:: What is needed ::
Strip the pictures and reproduce the rest of the listing exactly.

:: Data for processing ::
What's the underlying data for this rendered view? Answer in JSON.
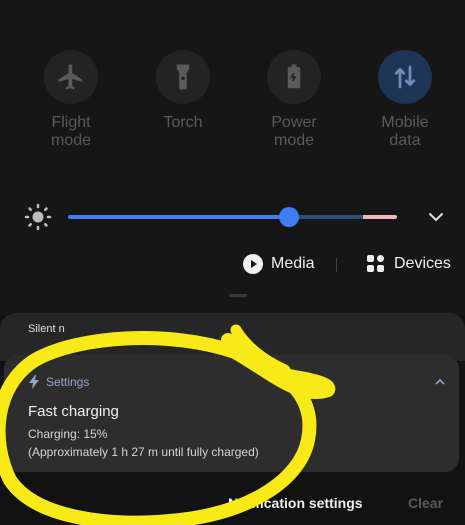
{
  "quick_settings": {
    "tiles": [
      {
        "label_line1": "Flight",
        "label_line2": "mode",
        "icon": "airplane-icon"
      },
      {
        "label_line1": "Torch",
        "label_line2": "",
        "icon": "torch-icon"
      },
      {
        "label_line1": "Power",
        "label_line2": "mode",
        "icon": "power-mode-icon"
      },
      {
        "label_line1": "Mobile",
        "label_line2": "data",
        "icon": "mobile-data-icon"
      }
    ]
  },
  "brightness": {
    "icon": "sun-icon",
    "level": 0.68,
    "expand_icon": "chevron-down-icon"
  },
  "media_row": {
    "media_label": "Media",
    "devices_label": "Devices"
  },
  "notifications": {
    "silent_header": "Silent n",
    "card": {
      "app_name": "Settings",
      "title": "Fast charging",
      "line1": "Charging: 15%",
      "line2": "(Approximately 1 h 27 m until fully charged)"
    }
  },
  "footer": {
    "settings_label": "Notification settings",
    "clear_label": "Clear"
  },
  "colors": {
    "accent": "#3d7ef3",
    "highlight": "#f7ea16"
  }
}
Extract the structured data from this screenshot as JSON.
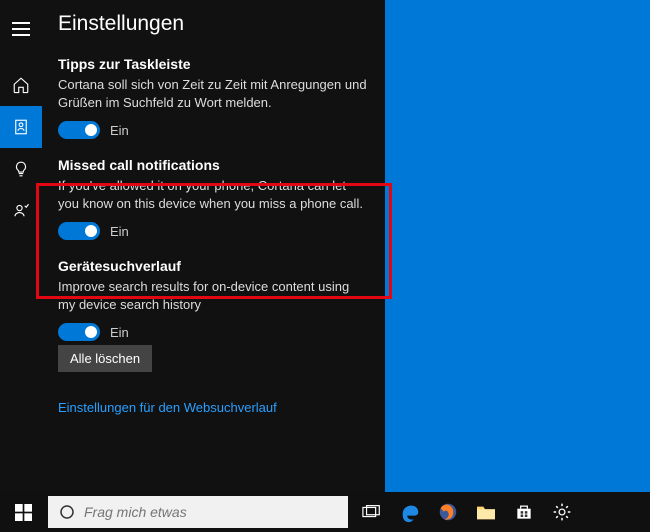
{
  "panel": {
    "title": "Einstellungen",
    "sections": [
      {
        "title": "Tipps zur Taskleiste",
        "desc": "Cortana soll sich von Zeit zu Zeit mit Anregungen und Grüßen im Suchfeld zu Wort melden.",
        "toggle_label": "Ein"
      },
      {
        "title": "Missed call notifications",
        "desc": "If you've allowed it on your phone, Cortana can let you know on this device when you miss a phone call.",
        "toggle_label": "Ein"
      },
      {
        "title": "Gerätesuchverlauf",
        "desc": "Improve search results for on-device content using my device search history",
        "toggle_label": "Ein"
      }
    ],
    "clear_button": "Alle löschen",
    "link": "Einstellungen für den Websuchverlauf"
  },
  "search": {
    "placeholder": "Frag mich etwas"
  }
}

:: The completed task ::
What's the underlying data for this rendered view? Answer in JSON.
{
  "quick_settings": {
    "tiles": [
      {
        "label_line1": "Flight",
        "label_line2": "mode",
        "icon": "airplane-icon"
      },
      {
        "label_line1": "Torch",
        "label_line2": "",
        "icon": "torch-icon"
      },
      {
        "label_line1": "Power",
        "label_line2": "mode",
        "icon": "power-mode-icon"
      },
      {
        "label_line1": "Mobile",
        "label_line2": "data",
        "icon": "mobile-data-icon"
      }
    ]
  },
  "brightness": {
    "icon": "sun-icon",
    "level": 0.68,
    "expand_icon": "chevron-down-icon"
  },
  "media_row": {
    "media_label": "Media",
    "devices_label": "Devices"
  },
  "notifications": {
    "silent_header": "Silent n",
    "card": {
      "app_name": "Settings",
      "title": "Fast charging",
      "line1": "Charging: 15%",
      "line2": "(Approximately 1 h 27 m until fully charged)"
    }
  },
  "footer": {
    "settings_label": "Notification settings",
    "clear_label": "Clear"
  },
  "colors": {
    "accent": "#3d7ef3",
    "highlight": "#f7ea16"
  }
}
Extract the structured data from this screenshot as JSON.
{
  "panel": {
    "title": "Einstellungen",
    "sections": [
      {
        "title": "Tipps zur Taskleiste",
        "desc": "Cortana soll sich von Zeit zu Zeit mit Anregungen und Grüßen im Suchfeld zu Wort melden.",
        "toggle_label": "Ein"
      },
      {
        "title": "Missed call notifications",
        "desc": "If you've allowed it on your phone, Cortana can let you know on this device when you miss a phone call.",
        "toggle_label": "Ein"
      },
      {
        "title": "Gerätesuchverlauf",
        "desc": "Improve search results for on-device content using my device search history",
        "toggle_label": "Ein"
      }
    ],
    "clear_button": "Alle löschen",
    "link": "Einstellungen für den Websuchverlauf"
  },
  "search": {
    "placeholder": "Frag mich etwas"
  }
}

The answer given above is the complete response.